Collection entries:
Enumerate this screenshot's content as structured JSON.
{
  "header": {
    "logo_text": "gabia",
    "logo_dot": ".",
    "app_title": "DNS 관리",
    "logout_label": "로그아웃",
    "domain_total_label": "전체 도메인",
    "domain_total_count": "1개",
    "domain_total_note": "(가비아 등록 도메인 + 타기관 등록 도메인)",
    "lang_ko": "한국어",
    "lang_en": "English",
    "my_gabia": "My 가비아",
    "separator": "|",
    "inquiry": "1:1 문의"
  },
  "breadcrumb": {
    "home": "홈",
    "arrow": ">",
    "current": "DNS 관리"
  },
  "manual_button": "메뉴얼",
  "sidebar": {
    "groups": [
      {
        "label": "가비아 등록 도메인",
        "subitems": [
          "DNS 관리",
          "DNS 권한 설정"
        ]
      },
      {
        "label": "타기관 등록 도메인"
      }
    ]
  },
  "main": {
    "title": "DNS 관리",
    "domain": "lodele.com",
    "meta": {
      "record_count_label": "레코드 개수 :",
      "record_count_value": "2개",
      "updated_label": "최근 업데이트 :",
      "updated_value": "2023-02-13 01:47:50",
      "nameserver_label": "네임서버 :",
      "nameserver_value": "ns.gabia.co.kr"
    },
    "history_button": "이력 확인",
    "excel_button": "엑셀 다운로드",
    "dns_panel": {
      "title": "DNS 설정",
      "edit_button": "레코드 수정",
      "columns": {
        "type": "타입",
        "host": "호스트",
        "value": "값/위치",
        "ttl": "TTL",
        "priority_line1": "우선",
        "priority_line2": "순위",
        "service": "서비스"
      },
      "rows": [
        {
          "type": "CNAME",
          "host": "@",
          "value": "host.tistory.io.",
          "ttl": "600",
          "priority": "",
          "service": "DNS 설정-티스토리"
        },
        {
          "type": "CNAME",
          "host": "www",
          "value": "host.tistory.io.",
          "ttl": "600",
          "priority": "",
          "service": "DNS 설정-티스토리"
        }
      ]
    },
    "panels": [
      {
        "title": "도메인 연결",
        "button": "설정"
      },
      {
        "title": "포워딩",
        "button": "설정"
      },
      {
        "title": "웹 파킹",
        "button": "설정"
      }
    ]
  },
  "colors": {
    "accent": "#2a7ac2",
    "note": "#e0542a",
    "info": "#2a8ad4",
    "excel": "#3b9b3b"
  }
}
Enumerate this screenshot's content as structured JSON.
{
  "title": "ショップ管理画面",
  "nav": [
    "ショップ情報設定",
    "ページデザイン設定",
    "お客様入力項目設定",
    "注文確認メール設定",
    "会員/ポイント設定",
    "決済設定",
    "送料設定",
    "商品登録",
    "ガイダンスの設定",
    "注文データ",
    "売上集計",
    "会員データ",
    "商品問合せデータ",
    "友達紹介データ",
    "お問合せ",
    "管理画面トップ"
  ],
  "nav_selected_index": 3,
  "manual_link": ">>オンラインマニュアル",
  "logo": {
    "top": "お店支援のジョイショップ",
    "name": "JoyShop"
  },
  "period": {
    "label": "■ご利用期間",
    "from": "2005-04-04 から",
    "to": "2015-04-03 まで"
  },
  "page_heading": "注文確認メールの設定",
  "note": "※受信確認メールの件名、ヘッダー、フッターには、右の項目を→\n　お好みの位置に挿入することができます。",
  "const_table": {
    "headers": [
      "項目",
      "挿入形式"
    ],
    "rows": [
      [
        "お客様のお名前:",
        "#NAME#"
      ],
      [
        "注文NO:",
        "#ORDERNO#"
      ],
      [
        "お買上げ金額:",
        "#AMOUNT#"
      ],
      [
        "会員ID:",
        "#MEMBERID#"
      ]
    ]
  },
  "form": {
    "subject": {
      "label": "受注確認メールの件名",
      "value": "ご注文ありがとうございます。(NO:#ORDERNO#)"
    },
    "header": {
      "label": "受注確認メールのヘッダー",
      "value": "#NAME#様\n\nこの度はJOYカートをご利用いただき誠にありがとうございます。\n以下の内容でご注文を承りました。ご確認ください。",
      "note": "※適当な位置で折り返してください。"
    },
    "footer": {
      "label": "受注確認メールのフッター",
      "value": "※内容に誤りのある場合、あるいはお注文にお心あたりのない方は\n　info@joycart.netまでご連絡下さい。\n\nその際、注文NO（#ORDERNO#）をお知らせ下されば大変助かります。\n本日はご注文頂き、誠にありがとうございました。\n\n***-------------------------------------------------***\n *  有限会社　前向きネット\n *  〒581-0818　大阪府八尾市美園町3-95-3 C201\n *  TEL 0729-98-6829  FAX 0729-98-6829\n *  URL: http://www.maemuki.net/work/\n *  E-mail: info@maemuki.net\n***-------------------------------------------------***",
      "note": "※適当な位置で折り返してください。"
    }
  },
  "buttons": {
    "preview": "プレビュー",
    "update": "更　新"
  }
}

STATED PROBLEM: Output the listing above word for word.

RESULT OF THIS TASK:
Enumerate this screenshot's content as structured JSON.
{
  "header": {
    "logo_text": "gabia",
    "logo_dot": ".",
    "app_title": "DNS 관리",
    "logout_label": "로그아웃",
    "domain_total_label": "전체 도메인",
    "domain_total_count": "1개",
    "domain_total_note": "(가비아 등록 도메인 + 타기관 등록 도메인)",
    "lang_ko": "한국어",
    "lang_en": "English",
    "my_gabia": "My 가비아",
    "separator": "|",
    "inquiry": "1:1 문의"
  },
  "breadcrumb": {
    "home": "홈",
    "arrow": ">",
    "current": "DNS 관리"
  },
  "manual_button": "메뉴얼",
  "sidebar": {
    "groups": [
      {
        "label": "가비아 등록 도메인",
        "subitems": [
          "DNS 관리",
          "DNS 권한 설정"
        ]
      },
      {
        "label": "타기관 등록 도메인"
      }
    ]
  },
  "main": {
    "title": "DNS 관리",
    "domain": "lodele.com",
    "meta": {
      "record_count_label": "레코드 개수 :",
      "record_count_value": "2개",
      "updated_label": "최근 업데이트 :",
      "updated_value": "2023-02-13 01:47:50",
      "nameserver_label": "네임서버 :",
      "nameserver_value": "ns.gabia.co.kr"
    },
    "history_button": "이력 확인",
    "excel_button": "엑셀 다운로드",
    "dns_panel": {
      "title": "DNS 설정",
      "edit_button": "레코드 수정",
      "columns": {
        "type": "타입",
        "host": "호스트",
        "value": "값/위치",
        "ttl": "TTL",
        "priority_line1": "우선",
        "priority_line2": "순위",
        "service": "서비스"
      },
      "rows": [
        {
          "type": "CNAME",
          "host": "@",
          "value": "host.tistory.io.",
          "ttl": "600",
          "priority": "",
          "service": "DNS 설정-티스토리"
        },
        {
          "type": "CNAME",
          "host": "www",
          "value": "host.tistory.io.",
          "ttl": "600",
          "priority": "",
          "service": "DNS 설정-티스토리"
        }
      ]
    },
    "panels": [
      {
        "title": "도메인 연결",
        "button": "설정"
      },
      {
        "title": "포워딩",
        "button": "설정"
      },
      {
        "title": "웹 파킹",
        "button": "설정"
      }
    ]
  },
  "colors": {
    "accent": "#2a7ac2",
    "note": "#e0542a",
    "info": "#2a8ad4",
    "excel": "#3b9b3b"
  }
}
Enumerate this screenshot's content as structured JSON.
{
  "title": "ショップ管理画面",
  "nav": [
    "ショップ情報設定",
    "ページデザイン設定",
    "お客様入力項目設定",
    "注文確認メール設定",
    "会員/ポイント設定",
    "決済設定",
    "送料設定",
    "商品登録",
    "ガイダンスの設定",
    "注文データ",
    "売上集計",
    "会員データ",
    "商品問合せデータ",
    "友達紹介データ",
    "お問合せ",
    "管理画面トップ"
  ],
  "nav_selected_index": 3,
  "manual_link": ">>オンラインマニュアル",
  "logo": {
    "top": "お店支援のジョイショップ",
    "name": "JoyShop"
  },
  "period": {
    "label": "■ご利用期間",
    "from": "2005-04-04 から",
    "to": "2015-04-03 まで"
  },
  "page_heading": "注文確認メールの設定",
  "note": "※受信確認メールの件名、ヘッダー、フッターには、右の項目を→\n　お好みの位置に挿入することができます。",
  "const_table": {
    "headers": [
      "項目",
      "挿入形式"
    ],
    "rows": [
      [
        "お客様のお名前:",
        "#NAME#"
      ],
      [
        "注文NO:",
        "#ORDERNO#"
      ],
      [
        "お買上げ金額:",
        "#AMOUNT#"
      ],
      [
        "会員ID:",
        "#MEMBERID#"
      ]
    ]
  },
  "form": {
    "subject": {
      "label": "受注確認メールの件名",
      "value": "ご注文ありがとうございます。(NO:#ORDERNO#)"
    },
    "header": {
      "label": "受注確認メールのヘッダー",
      "value": "#NAME#様\n\nこの度はJOYカートをご利用いただき誠にありがとうございます。\n以下の内容でご注文を承りました。ご確認ください。",
      "note": "※適当な位置で折り返してください。"
    },
    "footer": {
      "label": "受注確認メールのフッター",
      "value": "※内容に誤りのある場合、あるいはお注文にお心あたりのない方は\n　info@joycart.netまでご連絡下さい。\n\nその際、注文NO（#ORDERNO#）をお知らせ下されば大変助かります。\n本日はご注文頂き、誠にありがとうございました。\n\n***-------------------------------------------------***\n *  有限会社　前向きネット\n *  〒581-0818　大阪府八尾市美園町3-95-3 C201\n *  TEL 0729-98-6829  FAX 0729-98-6829\n *  URL: http://www.maemuki.net/work/\n *  E-mail: info@maemuki.net\n***-------------------------------------------------***",
      "note": "※適当な位置で折り返してください。"
    }
  },
  "buttons": {
    "preview": "プレビュー",
    "update": "更　新"
  }
}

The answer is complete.